## TASK
The records below must be output exactly, without pictures.

## RECORDS PROVIDED
============================================================
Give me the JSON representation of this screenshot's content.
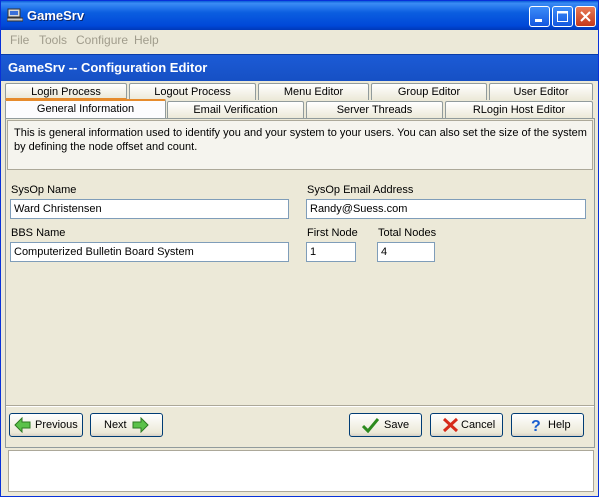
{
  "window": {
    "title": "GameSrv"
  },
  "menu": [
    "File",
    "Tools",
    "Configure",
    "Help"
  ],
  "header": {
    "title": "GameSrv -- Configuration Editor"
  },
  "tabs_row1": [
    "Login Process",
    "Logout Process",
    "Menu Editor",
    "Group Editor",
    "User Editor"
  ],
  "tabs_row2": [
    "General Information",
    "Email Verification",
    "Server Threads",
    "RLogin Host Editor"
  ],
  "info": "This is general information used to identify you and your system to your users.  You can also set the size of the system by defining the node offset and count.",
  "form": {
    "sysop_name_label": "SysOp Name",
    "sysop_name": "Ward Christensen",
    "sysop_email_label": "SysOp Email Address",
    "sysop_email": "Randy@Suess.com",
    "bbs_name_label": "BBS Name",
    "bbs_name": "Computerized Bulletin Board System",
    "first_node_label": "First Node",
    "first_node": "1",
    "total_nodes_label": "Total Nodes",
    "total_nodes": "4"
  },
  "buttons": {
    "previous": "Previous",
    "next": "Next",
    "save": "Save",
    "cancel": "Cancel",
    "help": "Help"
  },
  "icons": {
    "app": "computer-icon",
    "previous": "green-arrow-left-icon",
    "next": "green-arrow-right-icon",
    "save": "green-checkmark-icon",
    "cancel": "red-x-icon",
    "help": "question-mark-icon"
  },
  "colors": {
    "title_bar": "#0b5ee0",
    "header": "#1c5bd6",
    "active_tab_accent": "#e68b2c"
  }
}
============================================================
## ANSWER FOR THE TASK
Give me the JSON representation of this screenshot's content.
{
  "window": {
    "title": "GameSrv"
  },
  "menu": [
    "File",
    "Tools",
    "Configure",
    "Help"
  ],
  "header": {
    "title": "GameSrv -- Configuration Editor"
  },
  "tabs_row1": [
    "Login Process",
    "Logout Process",
    "Menu Editor",
    "Group Editor",
    "User Editor"
  ],
  "tabs_row2": [
    "General Information",
    "Email Verification",
    "Server Threads",
    "RLogin Host Editor"
  ],
  "info": "This is general information used to identify you and your system to your users.  You can also set the size of the system by defining the node offset and count.",
  "form": {
    "sysop_name_label": "SysOp Name",
    "sysop_name": "Ward Christensen",
    "sysop_email_label": "SysOp Email Address",
    "sysop_email": "Randy@Suess.com",
    "bbs_name_label": "BBS Name",
    "bbs_name": "Computerized Bulletin Board System",
    "first_node_label": "First Node",
    "first_node": "1",
    "total_nodes_label": "Total Nodes",
    "total_nodes": "4"
  },
  "buttons": {
    "previous": "Previous",
    "next": "Next",
    "save": "Save",
    "cancel": "Cancel",
    "help": "Help"
  },
  "icons": {
    "app": "computer-icon",
    "previous": "green-arrow-left-icon",
    "next": "green-arrow-right-icon",
    "save": "green-checkmark-icon",
    "cancel": "red-x-icon",
    "help": "question-mark-icon"
  },
  "colors": {
    "title_bar": "#0b5ee0",
    "header": "#1c5bd6",
    "active_tab_accent": "#e68b2c"
  }
}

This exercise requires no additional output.